_TASK TO CARRY OUT_
Will you output the entries below exactly, skipping every image they contain?

_DATA FOR THIS TASK_
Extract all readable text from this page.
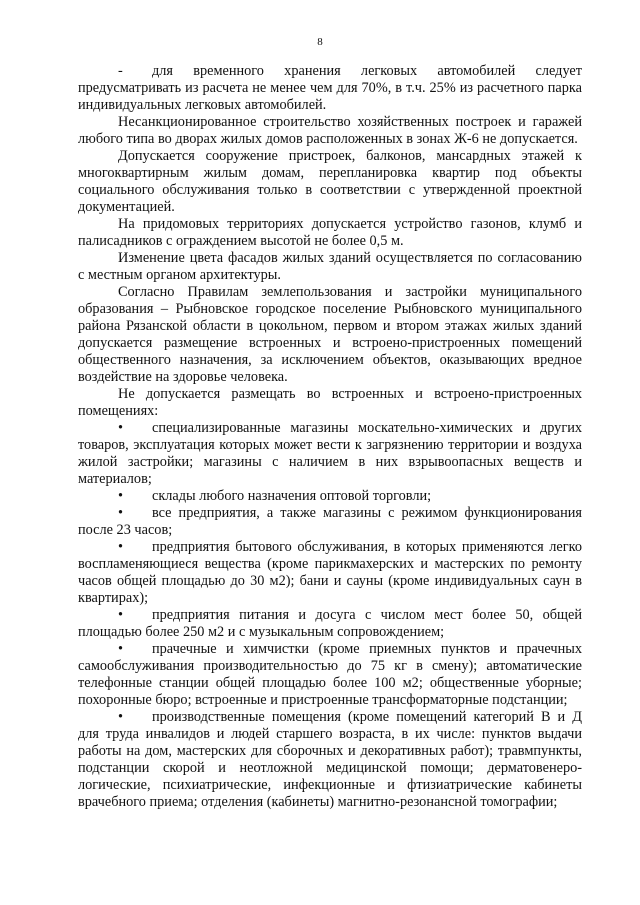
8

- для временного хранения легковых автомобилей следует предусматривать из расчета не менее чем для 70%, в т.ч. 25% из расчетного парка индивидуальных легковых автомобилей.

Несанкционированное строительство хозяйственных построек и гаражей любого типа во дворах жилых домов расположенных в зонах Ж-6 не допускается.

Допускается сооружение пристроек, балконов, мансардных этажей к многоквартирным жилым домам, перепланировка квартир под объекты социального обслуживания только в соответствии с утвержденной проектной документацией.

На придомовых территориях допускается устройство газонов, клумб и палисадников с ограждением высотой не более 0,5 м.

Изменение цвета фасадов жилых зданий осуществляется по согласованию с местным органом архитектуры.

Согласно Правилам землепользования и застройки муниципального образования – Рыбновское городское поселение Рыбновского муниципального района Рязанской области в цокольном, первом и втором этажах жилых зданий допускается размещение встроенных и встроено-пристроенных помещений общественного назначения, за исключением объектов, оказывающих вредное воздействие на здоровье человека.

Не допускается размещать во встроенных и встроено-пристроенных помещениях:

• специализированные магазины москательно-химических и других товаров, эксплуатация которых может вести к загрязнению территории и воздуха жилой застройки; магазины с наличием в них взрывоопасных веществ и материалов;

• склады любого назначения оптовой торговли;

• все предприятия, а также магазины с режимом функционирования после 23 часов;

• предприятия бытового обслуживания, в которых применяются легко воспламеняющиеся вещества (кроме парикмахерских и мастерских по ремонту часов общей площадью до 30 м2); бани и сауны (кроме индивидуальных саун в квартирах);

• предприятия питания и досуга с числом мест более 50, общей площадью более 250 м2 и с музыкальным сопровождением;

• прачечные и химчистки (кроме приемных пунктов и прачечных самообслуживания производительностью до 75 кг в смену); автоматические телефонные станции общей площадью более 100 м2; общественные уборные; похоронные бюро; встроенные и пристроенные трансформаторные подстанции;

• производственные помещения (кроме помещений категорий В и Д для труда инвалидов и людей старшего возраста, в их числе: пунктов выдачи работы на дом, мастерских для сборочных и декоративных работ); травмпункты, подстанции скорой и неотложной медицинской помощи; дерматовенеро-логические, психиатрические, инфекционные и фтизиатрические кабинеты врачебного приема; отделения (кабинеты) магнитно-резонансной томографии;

_EXERCISE RESULT_
Extract all readable text from this page.
8

- для временного хранения легковых автомобилей следует предусматривать из расчета не менее чем для 70%, в т.ч. 25% из расчетного парка индивидуальных легковых автомобилей.

Несанкционированное строительство хозяйственных построек и гаражей любого типа во дворах жилых домов расположенных в зонах Ж-6 не допускается.

Допускается сооружение пристроек, балконов, мансардных этажей к многоквартирным жилым домам, перепланировка квартир под объекты социального обслуживания только в соответствии с утвержденной проектной документацией.

На придомовых территориях допускается устройство газонов, клумб и палисадников с ограждением высотой не более 0,5 м.

Изменение цвета фасадов жилых зданий осуществляется по согласованию с местным органом архитектуры.

Согласно Правилам землепользования и застройки муниципального образования – Рыбновское городское поселение Рыбновского муниципального района Рязанской области в цокольном, первом и втором этажах жилых зданий допускается размещение встроенных и встроено-пристроенных помещений общественного назначения, за исключением объектов, оказывающих вредное воздействие на здоровье человека.

Не допускается размещать во встроенных и встроено-пристроенных помещениях:

• специализированные магазины москательно-химических и других товаров, эксплуатация которых может вести к загрязнению территории и воздуха жилой застройки; магазины с наличием в них взрывоопасных веществ и материалов;

• склады любого назначения оптовой торговли;

• все предприятия, а также магазины с режимом функционирования после 23 часов;

• предприятия бытового обслуживания, в которых применяются легко воспламеняющиеся вещества (кроме парикмахерских и мастерских по ремонту часов общей площадью до 30 м2); бани и сауны (кроме индивидуальных саун в квартирах);

• предприятия питания и досуга с числом мест более 50, общей площадью более 250 м2 и с музыкальным сопровождением;

• прачечные и химчистки (кроме приемных пунктов и прачечных самообслуживания производительностью до 75 кг в смену); автоматические телефонные станции общей площадью более 100 м2; общественные уборные; похоронные бюро; встроенные и пристроенные трансформаторные подстанции;

• производственные помещения (кроме помещений категорий В и Д для труда инвалидов и людей старшего возраста, в их числе: пунктов выдачи работы на дом, мастерских для сборочных и декоративных работ); травмпункты, подстанции скорой и неотложной медицинской помощи; дерматовенеро-логические, психиатрические, инфекционные и фтизиатрические кабинеты врачебного приема; отделения (кабинеты) магнитно-резонансной томографии;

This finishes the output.